SET OF TASKS =>
- a) In the Bible study on justification, what Greek word is given for the noun "justification"?
- b) Copy the part of the Bible study on justification starting with "1.. What are" and going on through "the related words.".
- c) Carry on the Bible study on justification from the point where it stops.

Justification: What It Is and What It Is Not

What does the term mean and not mean? An old-fashioned Bible study offered in a Q&A format.

What would happen to you if you were ushered into God’s presence right now in all your sinful self-regard? This happened to Isaiah the prophet, who was a godly and righteous man. Yet he felt totally unclean and worthy and cried out in despair: “Woe is me! I am ruined!”

So God’s act of justifying us must be seen in the context of standing in his holy presence with awe-struck wonder and fear and then being welcomed into his presence with joy.

Here’s how you go from unacceptable to acceptable just by believing in Christ.

Here is Part Two, which expands on Christ’s death and the benefits or results of justification.

1.. What are the original words for “justify” and “justification”?

Here are brief word studies which I hope are not too technical. They are intended for everyone, but may be advanced. If they are, study them, or just scroll past them.

The New Testament was written in Greek, and here are some of the related words.

The nouns “righteousness” or “justice” is dikaiosynê;

The noun “justification” is dikaiôsis;

The verbs “to justify” or “pronounce righteous” “or acquit” is dikaioô;

Notice how they share the dik-stem.

Next, just to introduce the Hebrew words that are synonyms, here they are:

The verb tsadaq means “to be righteous, justify, judge rightly, acquit.”

And the nouns tsěděq and tsadaqah both mean righteousness. They have the same root: ts-d-q.

Bottom line: we will mostly focus on the NT and the verb “to justify” and the noun “justification” or “righteousness.”

2.. So what do “justify” and “justification” mean, then?

The basic meaning in context, particularly in Paul’s writings, is to declare or pronounce righteous. It means to acquit someone, to declare him not guilty.

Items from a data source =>
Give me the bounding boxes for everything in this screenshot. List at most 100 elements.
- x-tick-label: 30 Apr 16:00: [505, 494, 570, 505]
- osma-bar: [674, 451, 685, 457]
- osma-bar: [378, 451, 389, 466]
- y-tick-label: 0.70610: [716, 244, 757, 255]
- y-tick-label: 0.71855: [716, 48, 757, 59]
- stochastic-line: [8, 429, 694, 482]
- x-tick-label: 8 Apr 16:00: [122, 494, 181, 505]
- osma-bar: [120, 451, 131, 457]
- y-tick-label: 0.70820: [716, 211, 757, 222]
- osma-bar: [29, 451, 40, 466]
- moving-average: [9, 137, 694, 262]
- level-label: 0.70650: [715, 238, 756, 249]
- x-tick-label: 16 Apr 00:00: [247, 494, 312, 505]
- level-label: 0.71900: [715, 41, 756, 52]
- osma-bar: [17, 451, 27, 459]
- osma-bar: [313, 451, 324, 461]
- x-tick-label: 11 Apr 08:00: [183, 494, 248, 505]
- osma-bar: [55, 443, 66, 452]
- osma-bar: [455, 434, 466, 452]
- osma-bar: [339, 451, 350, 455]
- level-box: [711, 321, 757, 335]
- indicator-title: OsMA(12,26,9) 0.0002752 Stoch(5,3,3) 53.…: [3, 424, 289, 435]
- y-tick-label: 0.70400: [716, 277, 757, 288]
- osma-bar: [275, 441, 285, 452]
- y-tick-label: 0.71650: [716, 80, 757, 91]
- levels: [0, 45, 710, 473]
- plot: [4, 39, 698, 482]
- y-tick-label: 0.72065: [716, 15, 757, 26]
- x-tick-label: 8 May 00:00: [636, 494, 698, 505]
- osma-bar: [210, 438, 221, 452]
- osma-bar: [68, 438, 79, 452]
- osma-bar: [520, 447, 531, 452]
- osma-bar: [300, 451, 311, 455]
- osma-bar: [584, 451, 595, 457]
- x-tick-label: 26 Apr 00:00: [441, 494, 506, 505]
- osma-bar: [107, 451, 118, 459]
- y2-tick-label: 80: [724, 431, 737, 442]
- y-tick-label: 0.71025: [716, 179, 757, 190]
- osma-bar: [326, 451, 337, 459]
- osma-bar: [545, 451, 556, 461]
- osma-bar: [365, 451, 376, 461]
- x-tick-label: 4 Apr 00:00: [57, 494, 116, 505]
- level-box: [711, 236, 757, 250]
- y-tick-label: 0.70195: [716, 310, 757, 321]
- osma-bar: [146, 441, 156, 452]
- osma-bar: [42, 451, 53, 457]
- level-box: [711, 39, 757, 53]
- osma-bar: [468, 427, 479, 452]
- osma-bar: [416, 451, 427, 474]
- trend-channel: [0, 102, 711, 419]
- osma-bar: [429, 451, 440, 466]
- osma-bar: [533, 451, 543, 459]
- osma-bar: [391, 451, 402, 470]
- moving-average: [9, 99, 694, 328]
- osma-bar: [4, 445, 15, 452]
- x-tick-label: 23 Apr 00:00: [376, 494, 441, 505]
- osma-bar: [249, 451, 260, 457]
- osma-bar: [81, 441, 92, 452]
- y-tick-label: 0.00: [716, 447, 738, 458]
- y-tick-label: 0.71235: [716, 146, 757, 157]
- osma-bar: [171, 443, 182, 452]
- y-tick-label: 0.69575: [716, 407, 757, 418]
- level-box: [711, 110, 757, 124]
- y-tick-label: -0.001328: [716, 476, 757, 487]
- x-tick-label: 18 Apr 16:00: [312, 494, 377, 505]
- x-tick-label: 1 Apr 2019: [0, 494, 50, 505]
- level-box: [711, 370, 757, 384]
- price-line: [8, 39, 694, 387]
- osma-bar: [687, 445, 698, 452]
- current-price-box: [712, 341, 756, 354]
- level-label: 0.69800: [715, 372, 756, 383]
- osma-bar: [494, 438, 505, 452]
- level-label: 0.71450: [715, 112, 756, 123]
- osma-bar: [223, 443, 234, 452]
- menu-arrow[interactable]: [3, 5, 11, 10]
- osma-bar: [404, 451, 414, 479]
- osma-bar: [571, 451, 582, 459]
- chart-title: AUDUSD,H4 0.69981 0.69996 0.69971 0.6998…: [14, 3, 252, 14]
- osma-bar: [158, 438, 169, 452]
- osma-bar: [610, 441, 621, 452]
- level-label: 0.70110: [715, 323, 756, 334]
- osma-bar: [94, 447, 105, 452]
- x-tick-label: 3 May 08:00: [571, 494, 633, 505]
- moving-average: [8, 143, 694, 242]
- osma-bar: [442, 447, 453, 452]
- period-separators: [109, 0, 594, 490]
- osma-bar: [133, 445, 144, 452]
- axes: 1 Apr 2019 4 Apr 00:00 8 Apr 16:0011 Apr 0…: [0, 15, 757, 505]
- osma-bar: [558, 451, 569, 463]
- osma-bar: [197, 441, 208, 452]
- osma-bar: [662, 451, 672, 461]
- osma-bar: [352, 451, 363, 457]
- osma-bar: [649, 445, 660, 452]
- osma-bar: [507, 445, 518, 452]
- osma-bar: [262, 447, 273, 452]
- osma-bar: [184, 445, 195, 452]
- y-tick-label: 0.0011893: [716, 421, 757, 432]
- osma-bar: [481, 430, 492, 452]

THE ANSWERS =>
- a) Dikaiôsis

- b)
1.. What are the original words for “justify” and “justification”?

Here are brief word studies which I hope are not too technical. They are intended for everyone, but may be advanced. If they are, study them, or just scroll past them.

The New Testament was written in Greek, and here are some of the related words.

- c)
It does not mean that we present our own righteousness before and justify ourselves. “See, God? I am worthy by my righteous deeds to come into your presence!” No, God has to declare or pronounce us righteous or acquitted of our unrighteousness, after we repent and our sins are forgiven.

Reformed theologian Wayne Grudem says justification is an instantaneous legal act of God that has these two aspects: God thinks of our sins as forgiven and Christ’s righteousness belonging to us; and he declares us righteous in his sight.

This idea of God thinking of us in this way is summed up in the Greek word logizomai (note the log– stem), which expresses a mental action or an accounting term. It means “to reckon or calculate or count, estimate, evaluate, look upon, consider, think about, believe” (BDAG).

Reformed theologian Louis Berkhof says it is a judicial act of God, who declares that the claims of the law on the sinner are satisfied, on the basis of the righteousness of Jesus Christ.

These definitions have the same elements: forgiveness from God and declaration of God that we are the righteousness of God in Christ.

What Is Biblical Imputation?

3.. What are some further aspects of justification?

There are at least two important ones.

The first aspect is the nonimputation of sins. This is the negative side (the word “non” is a negation). Paul writes in 2 Cor. 5:19 that God was in Christ reconciling the world to himself, not imputing their trespasses against them. The verb for “imputing” is the standard one throughout Paul’s writing for this concept: logizomai (as noted in the previous point).

So God considers us acquitted and declares us righteous.

However, we cannot pretend that our sins no longer exist. Just the opposite. We need to repent for our sins and crimes against God. When we do, he forgives us.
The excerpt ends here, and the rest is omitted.